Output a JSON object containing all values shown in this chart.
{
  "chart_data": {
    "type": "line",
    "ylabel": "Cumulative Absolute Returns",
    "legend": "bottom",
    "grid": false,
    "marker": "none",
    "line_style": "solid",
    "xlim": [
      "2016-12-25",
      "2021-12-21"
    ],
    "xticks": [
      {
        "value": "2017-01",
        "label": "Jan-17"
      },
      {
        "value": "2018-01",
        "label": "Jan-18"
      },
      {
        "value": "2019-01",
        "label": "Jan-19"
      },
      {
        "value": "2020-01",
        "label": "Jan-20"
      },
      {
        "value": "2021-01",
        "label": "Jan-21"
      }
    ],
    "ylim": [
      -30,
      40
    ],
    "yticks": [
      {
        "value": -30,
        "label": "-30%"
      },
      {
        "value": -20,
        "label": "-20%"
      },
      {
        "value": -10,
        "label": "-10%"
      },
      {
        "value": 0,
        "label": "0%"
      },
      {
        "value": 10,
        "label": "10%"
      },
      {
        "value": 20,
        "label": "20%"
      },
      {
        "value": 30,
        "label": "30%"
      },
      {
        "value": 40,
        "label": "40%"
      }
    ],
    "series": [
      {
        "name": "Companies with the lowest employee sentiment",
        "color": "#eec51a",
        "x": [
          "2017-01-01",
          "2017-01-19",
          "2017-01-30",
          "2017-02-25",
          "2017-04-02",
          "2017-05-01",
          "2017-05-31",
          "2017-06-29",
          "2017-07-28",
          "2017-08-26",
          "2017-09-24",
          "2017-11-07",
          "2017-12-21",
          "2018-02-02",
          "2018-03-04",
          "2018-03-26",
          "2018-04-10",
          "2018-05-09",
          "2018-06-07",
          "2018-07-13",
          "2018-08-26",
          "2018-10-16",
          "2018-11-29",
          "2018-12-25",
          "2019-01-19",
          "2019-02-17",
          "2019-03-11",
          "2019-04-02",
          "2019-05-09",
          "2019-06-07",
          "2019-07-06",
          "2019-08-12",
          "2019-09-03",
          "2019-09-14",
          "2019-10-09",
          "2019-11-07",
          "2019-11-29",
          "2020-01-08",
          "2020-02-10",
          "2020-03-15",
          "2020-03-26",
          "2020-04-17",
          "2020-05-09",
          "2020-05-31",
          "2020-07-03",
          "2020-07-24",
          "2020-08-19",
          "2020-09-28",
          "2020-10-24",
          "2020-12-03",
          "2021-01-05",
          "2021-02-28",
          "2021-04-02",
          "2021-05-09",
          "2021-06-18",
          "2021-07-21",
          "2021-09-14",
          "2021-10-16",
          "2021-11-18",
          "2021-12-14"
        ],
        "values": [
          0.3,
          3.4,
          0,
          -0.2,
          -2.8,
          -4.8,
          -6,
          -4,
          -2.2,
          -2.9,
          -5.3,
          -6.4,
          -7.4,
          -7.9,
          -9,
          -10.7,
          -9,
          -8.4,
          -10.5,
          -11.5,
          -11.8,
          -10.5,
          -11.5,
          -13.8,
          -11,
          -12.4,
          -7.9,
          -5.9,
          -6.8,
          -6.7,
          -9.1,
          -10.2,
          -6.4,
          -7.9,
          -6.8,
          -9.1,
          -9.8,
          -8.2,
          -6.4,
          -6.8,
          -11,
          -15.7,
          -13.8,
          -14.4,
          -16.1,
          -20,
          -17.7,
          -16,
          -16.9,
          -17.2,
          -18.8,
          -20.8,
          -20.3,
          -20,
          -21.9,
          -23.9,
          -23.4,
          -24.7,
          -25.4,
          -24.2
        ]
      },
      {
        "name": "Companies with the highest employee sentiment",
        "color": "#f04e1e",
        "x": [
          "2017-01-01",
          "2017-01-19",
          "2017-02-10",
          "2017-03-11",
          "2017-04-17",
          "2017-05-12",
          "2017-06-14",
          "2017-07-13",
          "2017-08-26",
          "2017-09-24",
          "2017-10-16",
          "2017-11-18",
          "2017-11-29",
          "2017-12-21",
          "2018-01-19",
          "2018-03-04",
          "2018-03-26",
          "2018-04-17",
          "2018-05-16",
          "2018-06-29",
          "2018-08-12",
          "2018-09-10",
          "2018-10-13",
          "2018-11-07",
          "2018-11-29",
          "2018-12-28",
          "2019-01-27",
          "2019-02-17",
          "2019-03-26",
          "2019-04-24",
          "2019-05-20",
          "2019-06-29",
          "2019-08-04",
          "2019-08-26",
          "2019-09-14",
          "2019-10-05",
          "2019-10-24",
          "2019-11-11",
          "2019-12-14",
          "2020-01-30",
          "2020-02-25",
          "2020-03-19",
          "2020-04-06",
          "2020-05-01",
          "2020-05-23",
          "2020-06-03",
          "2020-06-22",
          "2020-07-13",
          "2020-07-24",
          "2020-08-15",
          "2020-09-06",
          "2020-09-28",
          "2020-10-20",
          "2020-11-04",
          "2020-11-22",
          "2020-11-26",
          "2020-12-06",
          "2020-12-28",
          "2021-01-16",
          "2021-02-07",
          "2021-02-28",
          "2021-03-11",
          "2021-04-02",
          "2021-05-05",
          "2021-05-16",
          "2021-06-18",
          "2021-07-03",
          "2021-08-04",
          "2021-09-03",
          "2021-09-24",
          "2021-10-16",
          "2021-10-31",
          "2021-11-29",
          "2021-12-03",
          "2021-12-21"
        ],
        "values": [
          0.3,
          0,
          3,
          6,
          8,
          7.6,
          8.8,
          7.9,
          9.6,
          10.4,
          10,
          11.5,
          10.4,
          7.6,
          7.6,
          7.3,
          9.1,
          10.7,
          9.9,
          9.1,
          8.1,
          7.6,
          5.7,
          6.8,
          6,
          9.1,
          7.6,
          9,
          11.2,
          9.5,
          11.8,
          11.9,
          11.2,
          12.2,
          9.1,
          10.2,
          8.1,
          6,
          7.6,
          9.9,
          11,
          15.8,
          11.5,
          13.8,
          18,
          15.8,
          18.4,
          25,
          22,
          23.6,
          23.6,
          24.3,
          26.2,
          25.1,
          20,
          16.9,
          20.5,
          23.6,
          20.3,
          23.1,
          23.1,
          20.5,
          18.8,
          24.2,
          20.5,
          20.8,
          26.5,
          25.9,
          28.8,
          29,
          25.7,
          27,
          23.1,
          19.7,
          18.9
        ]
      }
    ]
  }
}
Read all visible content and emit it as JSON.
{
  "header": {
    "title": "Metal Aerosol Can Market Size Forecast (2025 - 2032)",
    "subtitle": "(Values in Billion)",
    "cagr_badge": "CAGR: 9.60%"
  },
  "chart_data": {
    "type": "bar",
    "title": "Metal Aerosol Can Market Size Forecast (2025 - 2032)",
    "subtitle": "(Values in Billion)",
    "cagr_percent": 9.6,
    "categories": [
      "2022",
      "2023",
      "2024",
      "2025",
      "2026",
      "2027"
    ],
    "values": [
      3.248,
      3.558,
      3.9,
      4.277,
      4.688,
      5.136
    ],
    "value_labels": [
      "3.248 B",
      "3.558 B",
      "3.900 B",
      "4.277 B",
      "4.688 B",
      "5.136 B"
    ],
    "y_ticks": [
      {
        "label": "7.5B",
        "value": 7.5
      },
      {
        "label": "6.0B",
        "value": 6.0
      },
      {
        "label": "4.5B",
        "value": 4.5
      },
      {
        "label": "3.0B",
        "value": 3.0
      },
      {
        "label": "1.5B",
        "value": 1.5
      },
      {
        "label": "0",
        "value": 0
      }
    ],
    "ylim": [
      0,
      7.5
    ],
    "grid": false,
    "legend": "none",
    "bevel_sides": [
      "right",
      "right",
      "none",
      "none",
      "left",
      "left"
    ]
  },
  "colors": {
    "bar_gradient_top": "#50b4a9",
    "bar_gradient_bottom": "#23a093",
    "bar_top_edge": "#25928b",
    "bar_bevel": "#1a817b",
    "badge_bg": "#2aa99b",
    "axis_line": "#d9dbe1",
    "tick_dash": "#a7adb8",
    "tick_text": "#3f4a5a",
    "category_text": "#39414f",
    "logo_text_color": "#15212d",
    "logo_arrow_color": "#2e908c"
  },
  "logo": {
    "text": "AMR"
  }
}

§ AIM
Copy every line above in which the string "employee" shows up.

§ FINISHED EXERCISE
        "name": "Companies with the lowest employee sentiment",
        "name": "Companies with the highest employee sentiment",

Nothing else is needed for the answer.